**WRITTEN REQUEST:** Go through the material and pull out every line with the string "License" in it.
--- Begin RECORD LIST ---
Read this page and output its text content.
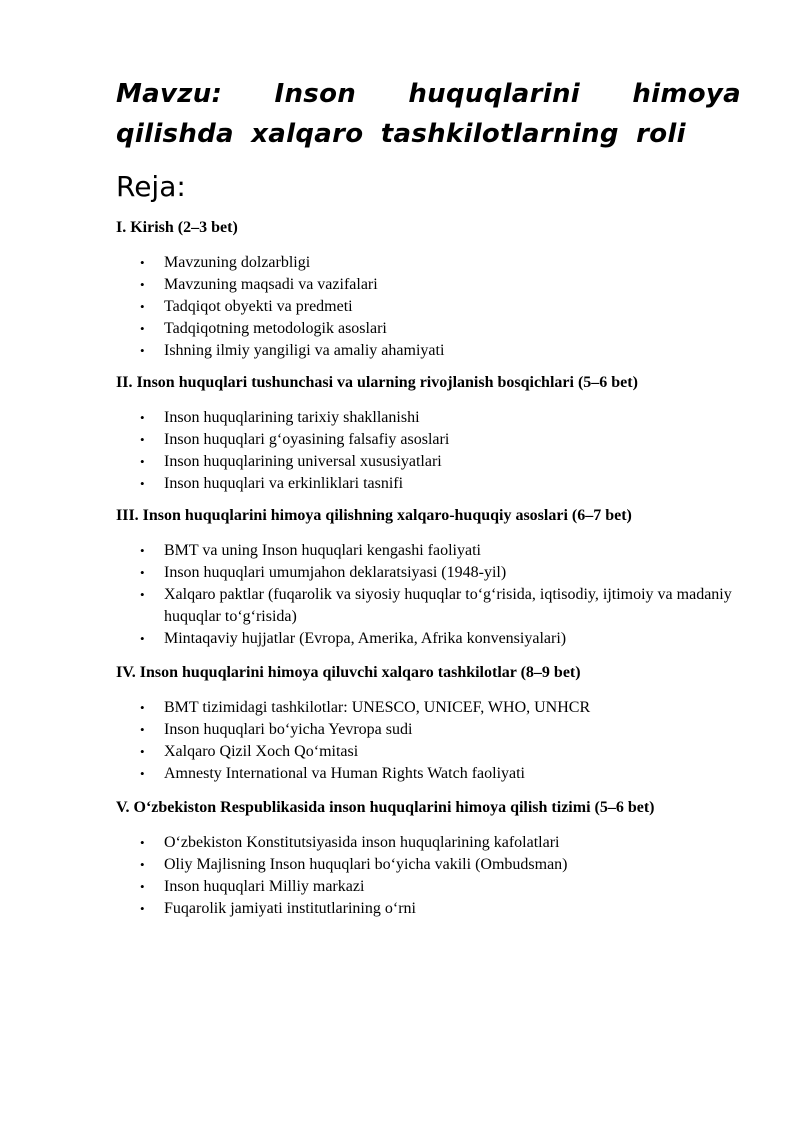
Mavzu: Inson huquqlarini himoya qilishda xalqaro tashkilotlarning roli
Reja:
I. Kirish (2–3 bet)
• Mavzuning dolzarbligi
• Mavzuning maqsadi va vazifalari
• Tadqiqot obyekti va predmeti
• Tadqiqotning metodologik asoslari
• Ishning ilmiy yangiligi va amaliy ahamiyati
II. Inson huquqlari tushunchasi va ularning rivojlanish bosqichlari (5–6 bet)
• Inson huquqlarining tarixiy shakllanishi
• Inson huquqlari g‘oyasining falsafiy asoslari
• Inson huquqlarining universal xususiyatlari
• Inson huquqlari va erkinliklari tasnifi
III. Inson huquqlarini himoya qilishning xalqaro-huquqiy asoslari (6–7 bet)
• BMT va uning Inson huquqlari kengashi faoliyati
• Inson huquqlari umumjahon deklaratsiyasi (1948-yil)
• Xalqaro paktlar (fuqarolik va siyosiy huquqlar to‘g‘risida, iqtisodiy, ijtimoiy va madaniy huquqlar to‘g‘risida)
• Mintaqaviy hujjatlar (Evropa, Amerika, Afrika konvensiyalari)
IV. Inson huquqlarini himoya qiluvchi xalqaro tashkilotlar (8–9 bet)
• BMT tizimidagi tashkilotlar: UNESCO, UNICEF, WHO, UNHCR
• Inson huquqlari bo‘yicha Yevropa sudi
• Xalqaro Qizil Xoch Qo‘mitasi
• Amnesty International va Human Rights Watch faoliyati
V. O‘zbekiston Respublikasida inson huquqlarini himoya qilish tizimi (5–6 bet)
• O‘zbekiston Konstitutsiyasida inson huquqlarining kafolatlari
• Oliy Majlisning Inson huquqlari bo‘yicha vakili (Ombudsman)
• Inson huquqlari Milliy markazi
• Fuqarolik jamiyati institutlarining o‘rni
--- End RECORD LIST ---
--- Begin RECORD LIST ---
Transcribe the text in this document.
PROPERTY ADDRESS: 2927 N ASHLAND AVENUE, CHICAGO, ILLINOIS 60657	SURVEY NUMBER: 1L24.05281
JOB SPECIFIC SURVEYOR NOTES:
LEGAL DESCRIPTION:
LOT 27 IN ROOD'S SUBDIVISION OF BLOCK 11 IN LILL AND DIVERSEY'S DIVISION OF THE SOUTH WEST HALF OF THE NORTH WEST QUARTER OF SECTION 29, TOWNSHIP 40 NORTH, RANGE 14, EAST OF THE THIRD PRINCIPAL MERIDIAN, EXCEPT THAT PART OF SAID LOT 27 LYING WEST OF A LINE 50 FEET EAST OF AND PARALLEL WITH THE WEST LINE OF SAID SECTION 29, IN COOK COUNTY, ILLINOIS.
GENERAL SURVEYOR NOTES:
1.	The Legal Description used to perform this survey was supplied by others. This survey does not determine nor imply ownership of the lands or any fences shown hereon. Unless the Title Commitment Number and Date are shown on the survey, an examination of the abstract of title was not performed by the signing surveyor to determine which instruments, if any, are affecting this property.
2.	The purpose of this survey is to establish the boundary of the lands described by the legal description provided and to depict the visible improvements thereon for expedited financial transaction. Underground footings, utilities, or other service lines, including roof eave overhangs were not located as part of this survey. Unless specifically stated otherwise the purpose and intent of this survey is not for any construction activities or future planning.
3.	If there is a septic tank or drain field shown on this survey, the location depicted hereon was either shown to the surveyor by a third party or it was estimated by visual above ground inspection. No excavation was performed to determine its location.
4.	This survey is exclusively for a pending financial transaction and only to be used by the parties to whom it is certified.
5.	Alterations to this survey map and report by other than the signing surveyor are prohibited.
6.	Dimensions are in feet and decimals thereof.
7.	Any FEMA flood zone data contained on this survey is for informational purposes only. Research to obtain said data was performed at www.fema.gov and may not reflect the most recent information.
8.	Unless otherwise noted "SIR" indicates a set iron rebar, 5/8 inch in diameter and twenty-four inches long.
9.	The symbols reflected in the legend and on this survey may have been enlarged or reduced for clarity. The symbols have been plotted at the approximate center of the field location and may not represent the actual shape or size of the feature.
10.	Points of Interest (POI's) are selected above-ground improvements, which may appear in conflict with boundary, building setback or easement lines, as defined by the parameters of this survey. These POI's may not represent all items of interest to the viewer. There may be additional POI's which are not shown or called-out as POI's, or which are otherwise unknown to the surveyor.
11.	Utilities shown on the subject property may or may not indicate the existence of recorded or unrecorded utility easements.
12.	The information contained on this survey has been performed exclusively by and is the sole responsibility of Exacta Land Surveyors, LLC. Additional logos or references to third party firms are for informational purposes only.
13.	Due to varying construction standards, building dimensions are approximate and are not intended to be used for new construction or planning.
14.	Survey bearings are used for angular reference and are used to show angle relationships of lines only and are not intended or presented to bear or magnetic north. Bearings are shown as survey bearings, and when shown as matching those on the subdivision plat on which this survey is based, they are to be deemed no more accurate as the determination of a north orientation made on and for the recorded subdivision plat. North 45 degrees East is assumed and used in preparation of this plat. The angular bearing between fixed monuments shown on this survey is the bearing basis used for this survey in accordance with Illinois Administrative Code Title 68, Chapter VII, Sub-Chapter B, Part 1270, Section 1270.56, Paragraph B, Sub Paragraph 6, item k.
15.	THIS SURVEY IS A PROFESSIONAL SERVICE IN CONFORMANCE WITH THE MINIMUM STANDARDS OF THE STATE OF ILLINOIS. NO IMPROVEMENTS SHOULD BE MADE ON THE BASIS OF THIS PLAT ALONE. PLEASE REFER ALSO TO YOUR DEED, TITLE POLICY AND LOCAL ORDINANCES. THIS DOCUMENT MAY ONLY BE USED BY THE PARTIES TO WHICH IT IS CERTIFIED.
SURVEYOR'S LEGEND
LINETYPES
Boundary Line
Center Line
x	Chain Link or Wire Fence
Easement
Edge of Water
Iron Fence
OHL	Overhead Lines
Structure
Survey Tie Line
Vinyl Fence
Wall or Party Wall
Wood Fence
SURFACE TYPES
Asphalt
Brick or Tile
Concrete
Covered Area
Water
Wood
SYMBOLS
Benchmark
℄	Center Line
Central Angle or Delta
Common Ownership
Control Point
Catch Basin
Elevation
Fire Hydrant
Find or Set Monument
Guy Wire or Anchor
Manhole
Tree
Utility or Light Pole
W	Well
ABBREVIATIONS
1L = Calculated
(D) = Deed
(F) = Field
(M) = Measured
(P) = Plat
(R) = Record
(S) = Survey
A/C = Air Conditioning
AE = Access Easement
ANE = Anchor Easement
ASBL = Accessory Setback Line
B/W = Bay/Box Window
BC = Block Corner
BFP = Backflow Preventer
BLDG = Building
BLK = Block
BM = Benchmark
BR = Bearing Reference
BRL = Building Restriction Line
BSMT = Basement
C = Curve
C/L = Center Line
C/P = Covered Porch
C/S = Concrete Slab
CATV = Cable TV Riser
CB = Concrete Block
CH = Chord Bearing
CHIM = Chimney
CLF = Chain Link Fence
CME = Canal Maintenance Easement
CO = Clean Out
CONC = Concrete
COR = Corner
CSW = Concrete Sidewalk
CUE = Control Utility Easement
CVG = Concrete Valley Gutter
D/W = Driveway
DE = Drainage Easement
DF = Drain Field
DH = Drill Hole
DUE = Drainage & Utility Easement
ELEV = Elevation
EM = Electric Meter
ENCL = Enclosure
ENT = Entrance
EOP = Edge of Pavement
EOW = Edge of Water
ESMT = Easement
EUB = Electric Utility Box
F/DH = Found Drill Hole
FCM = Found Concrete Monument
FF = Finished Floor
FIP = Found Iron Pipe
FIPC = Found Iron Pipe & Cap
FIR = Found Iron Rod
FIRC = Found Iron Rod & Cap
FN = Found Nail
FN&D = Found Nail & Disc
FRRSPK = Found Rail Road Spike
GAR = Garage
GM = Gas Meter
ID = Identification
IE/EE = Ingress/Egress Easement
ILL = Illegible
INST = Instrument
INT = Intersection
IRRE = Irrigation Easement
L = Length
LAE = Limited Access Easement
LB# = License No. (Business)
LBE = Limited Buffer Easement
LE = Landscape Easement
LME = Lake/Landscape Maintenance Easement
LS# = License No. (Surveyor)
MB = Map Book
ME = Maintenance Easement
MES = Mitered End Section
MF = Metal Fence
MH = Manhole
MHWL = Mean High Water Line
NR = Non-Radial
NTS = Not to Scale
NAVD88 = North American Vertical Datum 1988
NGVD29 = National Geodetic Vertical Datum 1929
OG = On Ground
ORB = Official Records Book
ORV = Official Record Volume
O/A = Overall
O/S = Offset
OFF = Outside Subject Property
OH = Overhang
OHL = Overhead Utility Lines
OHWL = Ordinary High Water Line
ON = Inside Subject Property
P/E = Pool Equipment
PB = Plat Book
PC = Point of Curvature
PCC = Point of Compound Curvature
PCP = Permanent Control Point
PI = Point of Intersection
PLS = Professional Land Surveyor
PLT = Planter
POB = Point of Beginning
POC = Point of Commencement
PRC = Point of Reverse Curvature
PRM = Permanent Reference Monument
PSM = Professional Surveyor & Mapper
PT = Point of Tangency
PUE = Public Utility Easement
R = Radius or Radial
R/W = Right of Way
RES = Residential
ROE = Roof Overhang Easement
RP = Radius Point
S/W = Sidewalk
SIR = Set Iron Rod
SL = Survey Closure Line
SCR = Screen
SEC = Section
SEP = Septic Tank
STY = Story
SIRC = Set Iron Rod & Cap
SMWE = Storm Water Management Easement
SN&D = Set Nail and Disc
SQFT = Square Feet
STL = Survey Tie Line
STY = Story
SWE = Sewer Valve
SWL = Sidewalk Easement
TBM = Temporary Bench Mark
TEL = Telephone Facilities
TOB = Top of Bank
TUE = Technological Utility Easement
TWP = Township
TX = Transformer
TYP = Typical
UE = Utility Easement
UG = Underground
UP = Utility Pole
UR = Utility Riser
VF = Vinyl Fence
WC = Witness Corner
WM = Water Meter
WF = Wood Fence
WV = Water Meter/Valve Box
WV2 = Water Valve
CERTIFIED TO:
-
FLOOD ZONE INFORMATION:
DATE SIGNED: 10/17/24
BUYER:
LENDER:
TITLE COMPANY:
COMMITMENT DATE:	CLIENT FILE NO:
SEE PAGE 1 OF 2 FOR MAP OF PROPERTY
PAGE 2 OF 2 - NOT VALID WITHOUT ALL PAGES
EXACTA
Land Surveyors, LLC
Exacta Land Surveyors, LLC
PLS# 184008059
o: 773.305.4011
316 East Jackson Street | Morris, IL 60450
--- End RECORD LIST ---
**RESULT:**
LB# = License No. (Business)
LS# = License No. (Surveyor)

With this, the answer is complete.